Obiettivo:
Individua e ricopia tutte le righe dei dati qui sotto in cui compare la parola "record". Maiuscole e minuscole contano.
--
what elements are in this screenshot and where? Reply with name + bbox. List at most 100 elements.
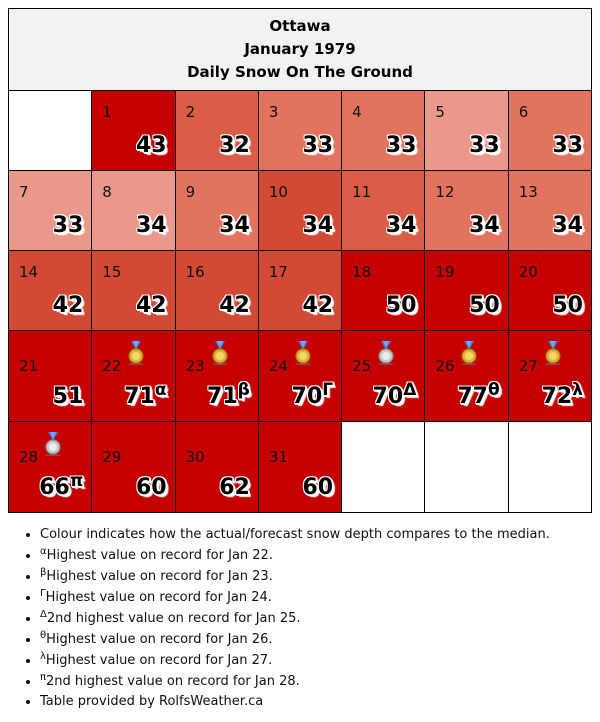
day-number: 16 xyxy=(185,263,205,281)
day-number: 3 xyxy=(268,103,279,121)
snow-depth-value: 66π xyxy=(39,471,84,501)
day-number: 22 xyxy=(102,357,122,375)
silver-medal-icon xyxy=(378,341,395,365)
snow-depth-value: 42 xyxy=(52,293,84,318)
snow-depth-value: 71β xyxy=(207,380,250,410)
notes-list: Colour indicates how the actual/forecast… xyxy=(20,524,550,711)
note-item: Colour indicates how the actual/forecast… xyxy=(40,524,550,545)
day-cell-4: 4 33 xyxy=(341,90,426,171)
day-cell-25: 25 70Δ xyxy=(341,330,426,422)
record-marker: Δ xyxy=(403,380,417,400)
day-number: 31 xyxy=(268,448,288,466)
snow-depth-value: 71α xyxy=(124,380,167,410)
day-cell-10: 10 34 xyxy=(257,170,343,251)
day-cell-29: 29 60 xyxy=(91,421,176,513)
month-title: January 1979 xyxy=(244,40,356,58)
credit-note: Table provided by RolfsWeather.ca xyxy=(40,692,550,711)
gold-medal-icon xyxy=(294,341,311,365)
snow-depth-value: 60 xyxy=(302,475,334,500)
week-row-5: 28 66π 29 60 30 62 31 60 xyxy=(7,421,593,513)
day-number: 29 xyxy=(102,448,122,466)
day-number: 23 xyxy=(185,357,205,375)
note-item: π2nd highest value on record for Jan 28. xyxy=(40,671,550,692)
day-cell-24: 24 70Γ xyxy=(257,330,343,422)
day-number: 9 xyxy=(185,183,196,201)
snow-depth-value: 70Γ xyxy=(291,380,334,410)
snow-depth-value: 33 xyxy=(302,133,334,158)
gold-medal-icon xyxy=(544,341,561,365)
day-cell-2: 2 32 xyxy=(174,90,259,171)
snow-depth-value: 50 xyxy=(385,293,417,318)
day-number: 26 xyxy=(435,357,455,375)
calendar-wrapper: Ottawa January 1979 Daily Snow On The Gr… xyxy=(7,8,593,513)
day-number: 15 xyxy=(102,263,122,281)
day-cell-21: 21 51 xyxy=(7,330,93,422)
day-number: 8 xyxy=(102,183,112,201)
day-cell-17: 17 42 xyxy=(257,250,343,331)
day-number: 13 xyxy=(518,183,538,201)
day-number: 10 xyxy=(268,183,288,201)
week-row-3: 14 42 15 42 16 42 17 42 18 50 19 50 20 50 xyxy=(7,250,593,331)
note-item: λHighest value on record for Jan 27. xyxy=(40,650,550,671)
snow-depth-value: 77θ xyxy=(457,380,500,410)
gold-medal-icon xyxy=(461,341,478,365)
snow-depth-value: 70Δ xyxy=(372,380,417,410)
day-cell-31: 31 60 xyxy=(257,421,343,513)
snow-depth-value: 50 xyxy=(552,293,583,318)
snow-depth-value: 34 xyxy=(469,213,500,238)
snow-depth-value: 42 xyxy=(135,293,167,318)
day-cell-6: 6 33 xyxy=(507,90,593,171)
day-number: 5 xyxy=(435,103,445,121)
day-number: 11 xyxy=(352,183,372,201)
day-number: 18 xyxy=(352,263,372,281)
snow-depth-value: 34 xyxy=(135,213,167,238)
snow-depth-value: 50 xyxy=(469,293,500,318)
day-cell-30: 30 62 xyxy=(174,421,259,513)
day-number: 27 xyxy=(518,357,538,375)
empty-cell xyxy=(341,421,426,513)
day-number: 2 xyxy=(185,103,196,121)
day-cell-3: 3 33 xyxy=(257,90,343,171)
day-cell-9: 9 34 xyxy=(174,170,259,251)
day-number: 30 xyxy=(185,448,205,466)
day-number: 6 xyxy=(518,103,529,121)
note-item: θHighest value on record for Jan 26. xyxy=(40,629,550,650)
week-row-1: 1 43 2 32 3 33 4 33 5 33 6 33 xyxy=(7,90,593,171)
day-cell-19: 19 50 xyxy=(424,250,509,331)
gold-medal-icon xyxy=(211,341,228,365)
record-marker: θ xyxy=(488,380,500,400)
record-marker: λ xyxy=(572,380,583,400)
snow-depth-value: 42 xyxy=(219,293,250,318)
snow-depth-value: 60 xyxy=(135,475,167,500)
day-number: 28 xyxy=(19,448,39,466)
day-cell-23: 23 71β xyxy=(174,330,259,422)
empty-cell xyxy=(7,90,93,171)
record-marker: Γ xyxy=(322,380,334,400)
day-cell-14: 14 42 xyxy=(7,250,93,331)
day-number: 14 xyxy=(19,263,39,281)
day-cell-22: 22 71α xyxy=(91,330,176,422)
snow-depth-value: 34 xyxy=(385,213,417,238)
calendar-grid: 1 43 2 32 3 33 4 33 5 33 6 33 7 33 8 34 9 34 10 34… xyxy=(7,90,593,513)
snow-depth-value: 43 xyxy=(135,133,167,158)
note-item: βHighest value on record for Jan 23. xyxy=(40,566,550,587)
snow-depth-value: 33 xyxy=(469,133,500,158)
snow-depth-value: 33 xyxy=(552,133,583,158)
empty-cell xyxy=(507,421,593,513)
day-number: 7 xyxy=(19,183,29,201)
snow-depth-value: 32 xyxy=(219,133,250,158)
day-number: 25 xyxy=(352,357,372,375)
--
Risposta al problema:
record-marker: Δ xyxy=(403,380,417,400)
note-item: π2nd highest value on record for Jan 28. xyxy=(40,671,550,692)
note-item: λHighest value on record for Jan 27. xyxy=(40,650,550,671)
note-item: θHighest value on record for Jan 26. xyxy=(40,629,550,650)
record-marker: θ xyxy=(488,380,500,400)
record-marker: λ xyxy=(572,380,583,400)
record-marker: Γ xyxy=(322,380,334,400)
note-item: βHighest value on record for Jan 23. xyxy=(40,566,550,587)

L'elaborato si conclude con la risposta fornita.